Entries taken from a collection
━━━━━━━━

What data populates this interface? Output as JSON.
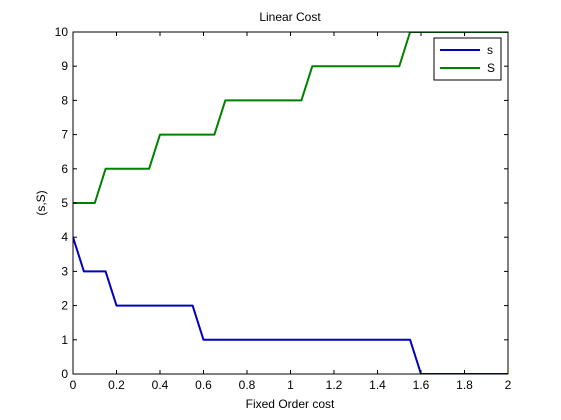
{
  "chart_data": {
    "type": "line",
    "title": "Linear Cost",
    "xlabel": "Fixed Order cost",
    "ylabel": "(s,S)",
    "xlim": [
      0,
      2
    ],
    "ylim": [
      0,
      10
    ],
    "xticks": [
      0,
      0.2,
      0.4,
      0.6,
      0.8,
      1,
      1.2,
      1.4,
      1.6,
      1.8,
      2
    ],
    "xtick_labels": [
      "0",
      "0.2",
      "0.4",
      "0.6",
      "0.8",
      "1",
      "1.2",
      "1.4",
      "1.6",
      "1.8",
      "2"
    ],
    "yticks": [
      0,
      1,
      2,
      3,
      4,
      5,
      6,
      7,
      8,
      9,
      10
    ],
    "ytick_labels": [
      "0",
      "1",
      "2",
      "3",
      "4",
      "5",
      "6",
      "7",
      "8",
      "9",
      "10"
    ],
    "grid": false,
    "legend_position": "top-right",
    "series": [
      {
        "name": "s",
        "color": "#0000bf",
        "x": [
          0,
          0.05,
          0.15,
          0.2,
          0.55,
          0.6,
          1.55,
          1.6,
          2
        ],
        "y": [
          4,
          3,
          3,
          2,
          2,
          1,
          1,
          0,
          0
        ]
      },
      {
        "name": "S",
        "color": "#008000",
        "x": [
          0,
          0.1,
          0.15,
          0.35,
          0.4,
          0.65,
          0.7,
          1.05,
          1.1,
          1.5,
          1.55,
          2
        ],
        "y": [
          5,
          5,
          6,
          6,
          7,
          7,
          8,
          8,
          9,
          9,
          10,
          10
        ]
      }
    ]
  }
}
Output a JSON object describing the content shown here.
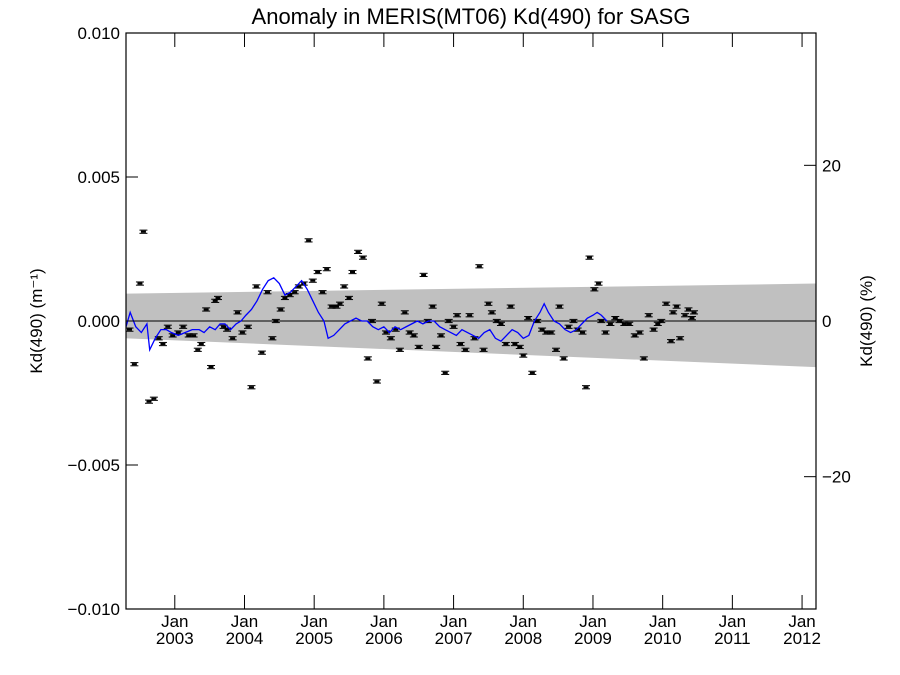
{
  "chart_data": {
    "type": "scatter",
    "title": "Anomaly in MERIS(MT06) Kd(490) for SASG",
    "ylabel_left": "Kd(490) (m⁻¹)",
    "ylabel_right": "Kd(490) (%)",
    "ylim_left": [
      -0.01,
      0.01
    ],
    "ylim_right": [
      -37,
      37
    ],
    "yticks_left": [
      "0.010",
      "0.005",
      "0.000",
      "−0.005",
      "−0.010"
    ],
    "yticks_left_values": [
      0.01,
      0.005,
      0.0,
      -0.005,
      -0.01
    ],
    "yticks_right": [
      "20",
      "0",
      "−20"
    ],
    "yticks_right_values": [
      20,
      0,
      -20
    ],
    "xlim": [
      2002.3,
      2012.2
    ],
    "xticks": [
      {
        "top": "Jan",
        "bottom": "2003",
        "x": 2003.0
      },
      {
        "top": "Jan",
        "bottom": "2004",
        "x": 2004.0
      },
      {
        "top": "Jan",
        "bottom": "2005",
        "x": 2005.0
      },
      {
        "top": "Jan",
        "bottom": "2006",
        "x": 2006.0
      },
      {
        "top": "Jan",
        "bottom": "2007",
        "x": 2007.0
      },
      {
        "top": "Jan",
        "bottom": "2008",
        "x": 2008.0
      },
      {
        "top": "Jan",
        "bottom": "2009",
        "x": 2009.0
      },
      {
        "top": "Jan",
        "bottom": "2010",
        "x": 2010.0
      },
      {
        "top": "Jan",
        "bottom": "2011",
        "x": 2011.0
      },
      {
        "top": "Jan",
        "bottom": "2012",
        "x": 2012.0
      }
    ],
    "band": {
      "x": [
        2002.3,
        2012.2
      ],
      "upper": [
        0.00095,
        0.0013
      ],
      "lower": [
        -0.0006,
        -0.0016
      ],
      "color": "#c0c0c0"
    },
    "zero_line": 0.0,
    "series": [
      {
        "kind": "points_with_errorbars",
        "color": "#000000",
        "points": [
          [
            2002.35,
            -0.0003
          ],
          [
            2002.42,
            -0.0015
          ],
          [
            2002.5,
            0.0013
          ],
          [
            2002.55,
            0.0031
          ],
          [
            2002.63,
            -0.0028
          ],
          [
            2002.7,
            -0.0027
          ],
          [
            2002.77,
            -0.0006
          ],
          [
            2002.83,
            -0.0008
          ],
          [
            2002.9,
            -0.0002
          ],
          [
            2002.97,
            -0.0005
          ],
          [
            2003.05,
            -0.0004
          ],
          [
            2003.12,
            -0.0002
          ],
          [
            2003.2,
            -0.0005
          ],
          [
            2003.27,
            -0.0005
          ],
          [
            2003.33,
            -0.001
          ],
          [
            2003.38,
            -0.0008
          ],
          [
            2003.45,
            0.0004
          ],
          [
            2003.52,
            -0.0016
          ],
          [
            2003.58,
            0.0007
          ],
          [
            2003.62,
            0.0008
          ],
          [
            2003.7,
            -0.0002
          ],
          [
            2003.75,
            -0.0003
          ],
          [
            2003.83,
            -0.0006
          ],
          [
            2003.9,
            0.0003
          ],
          [
            2003.97,
            -0.0004
          ],
          [
            2004.05,
            -0.0002
          ],
          [
            2004.1,
            -0.0023
          ],
          [
            2004.17,
            0.0012
          ],
          [
            2004.25,
            -0.0011
          ],
          [
            2004.33,
            0.001
          ],
          [
            2004.4,
            -0.0006
          ],
          [
            2004.45,
            0.0
          ],
          [
            2004.52,
            0.0004
          ],
          [
            2004.58,
            0.0008
          ],
          [
            2004.65,
            0.0009
          ],
          [
            2004.72,
            0.001
          ],
          [
            2004.78,
            0.0012
          ],
          [
            2004.85,
            0.0013
          ],
          [
            2004.92,
            0.0028
          ],
          [
            2004.98,
            0.0014
          ],
          [
            2005.05,
            0.0017
          ],
          [
            2005.12,
            0.001
          ],
          [
            2005.18,
            0.0018
          ],
          [
            2005.25,
            0.0005
          ],
          [
            2005.32,
            0.0005
          ],
          [
            2005.37,
            0.0006
          ],
          [
            2005.43,
            0.0012
          ],
          [
            2005.5,
            0.0008
          ],
          [
            2005.55,
            0.0017
          ],
          [
            2005.63,
            0.0024
          ],
          [
            2005.7,
            0.0022
          ],
          [
            2005.77,
            -0.0013
          ],
          [
            2005.83,
            0.0
          ],
          [
            2005.9,
            -0.0021
          ],
          [
            2005.97,
            0.0006
          ],
          [
            2006.03,
            -0.0004
          ],
          [
            2006.1,
            -0.0006
          ],
          [
            2006.17,
            -0.0003
          ],
          [
            2006.23,
            -0.001
          ],
          [
            2006.3,
            0.0003
          ],
          [
            2006.37,
            -0.0004
          ],
          [
            2006.43,
            -0.0005
          ],
          [
            2006.5,
            -0.0009
          ],
          [
            2006.57,
            0.0016
          ],
          [
            2006.63,
            0.0
          ],
          [
            2006.7,
            0.0005
          ],
          [
            2006.75,
            -0.0009
          ],
          [
            2006.82,
            -0.0005
          ],
          [
            2006.88,
            -0.0018
          ],
          [
            2006.93,
            0.0
          ],
          [
            2007.0,
            -0.0002
          ],
          [
            2007.05,
            0.0002
          ],
          [
            2007.1,
            -0.0008
          ],
          [
            2007.17,
            -0.001
          ],
          [
            2007.23,
            0.0002
          ],
          [
            2007.3,
            -0.0006
          ],
          [
            2007.37,
            0.0019
          ],
          [
            2007.43,
            -0.001
          ],
          [
            2007.5,
            0.0006
          ],
          [
            2007.55,
            0.0003
          ],
          [
            2007.62,
            0.0
          ],
          [
            2007.68,
            -0.0001
          ],
          [
            2007.75,
            -0.0008
          ],
          [
            2007.82,
            0.0005
          ],
          [
            2007.88,
            -0.0008
          ],
          [
            2007.95,
            -0.0009
          ],
          [
            2008.0,
            -0.0012
          ],
          [
            2008.07,
            0.0001
          ],
          [
            2008.13,
            -0.0018
          ],
          [
            2008.2,
            0.0
          ],
          [
            2008.27,
            -0.0003
          ],
          [
            2008.33,
            -0.0004
          ],
          [
            2008.4,
            -0.0004
          ],
          [
            2008.47,
            -0.001
          ],
          [
            2008.52,
            0.0005
          ],
          [
            2008.58,
            -0.0013
          ],
          [
            2008.65,
            -0.0002
          ],
          [
            2008.72,
            0.0
          ],
          [
            2008.78,
            -0.0003
          ],
          [
            2008.85,
            -0.0004
          ],
          [
            2008.9,
            -0.0023
          ],
          [
            2008.95,
            0.0022
          ],
          [
            2009.02,
            0.0011
          ],
          [
            2009.08,
            0.0013
          ],
          [
            2009.12,
            0.0
          ],
          [
            2009.18,
            -0.0004
          ],
          [
            2009.25,
            -0.0001
          ],
          [
            2009.32,
            0.0001
          ],
          [
            2009.38,
            0.0
          ],
          [
            2009.45,
            -0.0001
          ],
          [
            2009.52,
            -0.0001
          ],
          [
            2009.6,
            -0.0005
          ],
          [
            2009.67,
            -0.0004
          ],
          [
            2009.73,
            -0.0013
          ],
          [
            2009.8,
            0.0002
          ],
          [
            2009.87,
            -0.0003
          ],
          [
            2009.93,
            -0.0001
          ],
          [
            2009.98,
            0.0
          ],
          [
            2010.05,
            0.0006
          ],
          [
            2010.12,
            -0.0007
          ],
          [
            2010.15,
            0.0003
          ],
          [
            2010.2,
            0.0005
          ],
          [
            2010.25,
            -0.0006
          ],
          [
            2010.32,
            0.0002
          ],
          [
            2010.37,
            0.0004
          ],
          [
            2010.42,
            0.0001
          ],
          [
            2010.45,
            0.0003
          ]
        ]
      },
      {
        "kind": "line",
        "color": "#0000ff",
        "points": [
          [
            2002.3,
            -0.0002
          ],
          [
            2002.36,
            0.0003
          ],
          [
            2002.44,
            -0.0002
          ],
          [
            2002.52,
            -0.0004
          ],
          [
            2002.6,
            -0.0001
          ],
          [
            2002.64,
            -0.001
          ],
          [
            2002.68,
            -0.0008
          ],
          [
            2002.72,
            -0.0006
          ],
          [
            2002.8,
            -0.0003
          ],
          [
            2002.88,
            -0.0003
          ],
          [
            2002.95,
            -0.0004
          ],
          [
            2003.05,
            -0.0005
          ],
          [
            2003.15,
            -0.0004
          ],
          [
            2003.25,
            -0.0003
          ],
          [
            2003.35,
            -0.0003
          ],
          [
            2003.42,
            -0.0004
          ],
          [
            2003.5,
            -0.0002
          ],
          [
            2003.58,
            -0.0003
          ],
          [
            2003.65,
            -0.0001
          ],
          [
            2003.72,
            -0.0001
          ],
          [
            2003.8,
            -0.0003
          ],
          [
            2003.88,
            -0.0001
          ],
          [
            2003.95,
            0.0
          ],
          [
            2004.02,
            0.0002
          ],
          [
            2004.1,
            0.0004
          ],
          [
            2004.18,
            0.0007
          ],
          [
            2004.26,
            0.0011
          ],
          [
            2004.34,
            0.0014
          ],
          [
            2004.42,
            0.0015
          ],
          [
            2004.5,
            0.0013
          ],
          [
            2004.58,
            0.0009
          ],
          [
            2004.66,
            0.001
          ],
          [
            2004.74,
            0.0012
          ],
          [
            2004.82,
            0.0014
          ],
          [
            2004.9,
            0.0011
          ],
          [
            2004.98,
            0.0007
          ],
          [
            2005.06,
            0.0003
          ],
          [
            2005.14,
            0.0
          ],
          [
            2005.2,
            -0.0006
          ],
          [
            2005.28,
            -0.0005
          ],
          [
            2005.36,
            -0.0003
          ],
          [
            2005.44,
            -0.0001
          ],
          [
            2005.52,
            0.0
          ],
          [
            2005.6,
            0.0001
          ],
          [
            2005.68,
            0.0
          ],
          [
            2005.76,
            0.0
          ],
          [
            2005.84,
            -0.0002
          ],
          [
            2005.92,
            -0.0003
          ],
          [
            2006.0,
            -0.0002
          ],
          [
            2006.08,
            -0.0004
          ],
          [
            2006.16,
            -0.0002
          ],
          [
            2006.24,
            -0.0003
          ],
          [
            2006.32,
            -0.0002
          ],
          [
            2006.4,
            -0.0001
          ],
          [
            2006.48,
            0.0
          ],
          [
            2006.56,
            -0.0001
          ],
          [
            2006.64,
            0.0
          ],
          [
            2006.72,
            0.0
          ],
          [
            2006.8,
            -0.0002
          ],
          [
            2006.88,
            -0.0003
          ],
          [
            2006.96,
            -0.0004
          ],
          [
            2007.04,
            -0.0005
          ],
          [
            2007.12,
            -0.0003
          ],
          [
            2007.2,
            -0.0004
          ],
          [
            2007.28,
            -0.0005
          ],
          [
            2007.36,
            -0.0006
          ],
          [
            2007.44,
            -0.0004
          ],
          [
            2007.52,
            -0.0003
          ],
          [
            2007.6,
            -0.0006
          ],
          [
            2007.68,
            -0.0007
          ],
          [
            2007.76,
            -0.0005
          ],
          [
            2007.84,
            -0.0003
          ],
          [
            2007.92,
            -0.0004
          ],
          [
            2008.0,
            -0.0006
          ],
          [
            2008.08,
            -0.0005
          ],
          [
            2008.16,
            0.0
          ],
          [
            2008.24,
            0.0003
          ],
          [
            2008.3,
            0.0006
          ],
          [
            2008.36,
            0.0003
          ],
          [
            2008.44,
            0.0
          ],
          [
            2008.52,
            -0.0001
          ],
          [
            2008.6,
            -0.0003
          ],
          [
            2008.68,
            -0.0004
          ],
          [
            2008.76,
            -0.0003
          ],
          [
            2008.84,
            -0.0001
          ],
          [
            2008.92,
            0.0001
          ],
          [
            2009.0,
            0.0002
          ],
          [
            2009.06,
            0.0003
          ],
          [
            2009.12,
            0.0002
          ],
          [
            2009.2,
            0.0
          ]
        ]
      }
    ]
  }
}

━━━━━━━━

:: THE PROBLEM ::
What is the number of lines in the data above that include the word "title"? Answer with that number only.

:: ANSWER ::
2